• What is being asked: Repeat all of the material exactly as given.

• Information shown:
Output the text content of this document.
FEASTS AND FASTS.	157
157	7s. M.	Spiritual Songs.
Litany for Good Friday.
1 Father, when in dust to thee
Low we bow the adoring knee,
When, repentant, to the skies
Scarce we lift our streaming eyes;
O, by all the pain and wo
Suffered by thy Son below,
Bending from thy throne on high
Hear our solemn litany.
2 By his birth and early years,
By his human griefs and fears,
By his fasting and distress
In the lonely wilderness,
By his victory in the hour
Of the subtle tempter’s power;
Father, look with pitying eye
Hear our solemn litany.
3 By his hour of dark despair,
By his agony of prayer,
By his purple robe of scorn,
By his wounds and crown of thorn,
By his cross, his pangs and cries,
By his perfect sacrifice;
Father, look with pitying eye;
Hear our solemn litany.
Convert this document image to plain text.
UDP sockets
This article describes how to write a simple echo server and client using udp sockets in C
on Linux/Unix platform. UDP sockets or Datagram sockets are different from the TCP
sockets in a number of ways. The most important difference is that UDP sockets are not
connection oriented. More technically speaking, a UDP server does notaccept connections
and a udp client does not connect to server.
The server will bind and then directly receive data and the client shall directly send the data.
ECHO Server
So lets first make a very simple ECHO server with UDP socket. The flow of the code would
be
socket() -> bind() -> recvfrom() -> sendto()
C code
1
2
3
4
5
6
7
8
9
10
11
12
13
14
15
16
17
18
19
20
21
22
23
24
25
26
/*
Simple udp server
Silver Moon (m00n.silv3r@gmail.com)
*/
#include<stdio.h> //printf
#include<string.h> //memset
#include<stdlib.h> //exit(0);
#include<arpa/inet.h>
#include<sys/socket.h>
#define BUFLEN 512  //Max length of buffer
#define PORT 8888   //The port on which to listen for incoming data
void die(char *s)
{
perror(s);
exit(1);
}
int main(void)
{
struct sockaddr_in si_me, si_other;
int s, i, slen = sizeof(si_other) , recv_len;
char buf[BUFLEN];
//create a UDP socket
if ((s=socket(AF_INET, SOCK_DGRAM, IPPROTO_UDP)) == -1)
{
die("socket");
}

• Expected answer:
Output the text content of this document.
FEASTS AND FASTS.	157
157	7s. M.	Spiritual Songs.
Litany for Good Friday.
1 Father, when in dust to thee
Low we bow the adoring knee,
When, repentant, to the skies
Scarce we lift our streaming eyes;
O, by all the pain and wo
Suffered by thy Son below,
Bending from thy throne on high
Hear our solemn litany.
2 By his birth and early years,
By his human griefs and fears,
By his fasting and distress
In the lonely wilderness,
By his victory in the hour
Of the subtle tempter’s power;
Father, look with pitying eye
Hear our solemn litany.
3 By his hour of dark despair,
By his agony of prayer,
By his purple robe of scorn,
By his wounds and crown of thorn,
By his cross, his pangs and cries,
By his perfect sacrifice;
Father, look with pitying eye;
Hear our solemn litany.
Convert this document image to plain text.
UDP sockets
This article describes how to write a simple echo server and client using udp sockets in C
on Linux/Unix platform. UDP sockets or Datagram sockets are different from the TCP
sockets in a number of ways. The most important difference is that UDP sockets are not
connection oriented. More technically speaking, a UDP server does notaccept connections
and a udp client does not connect to server.
The server will bind and then directly receive data and the client shall directly send the data.
ECHO Server
So lets first make a very simple ECHO server with UDP socket. The flow of the code would
be
socket() -> bind() -> recvfrom() -> sendto()
C code
1
2
3
4
5
6
7
8
9
10
11
12
13
14
15
16
17
18
19
20
21
22
23
24
25
26
/*
Simple udp server
Silver Moon (m00n.silv3r@gmail.com)
*/
#include<stdio.h> //printf
#include<string.h> //memset
#include<stdlib.h> //exit(0);
#include<arpa/inet.h>
#include<sys/socket.h>
#define BUFLEN 512  //Max length of buffer
#define PORT 8888   //The port on which to listen for incoming data
void die(char *s)
{
perror(s);
exit(1);
}
int main(void)
{
struct sockaddr_in si_me, si_other;
int s, i, slen = sizeof(si_other) , recv_len;
char buf[BUFLEN];
//create a UDP socket
if ((s=socket(AF_INET, SOCK_DGRAM, IPPROTO_UDP)) == -1)
{
die("socket");
}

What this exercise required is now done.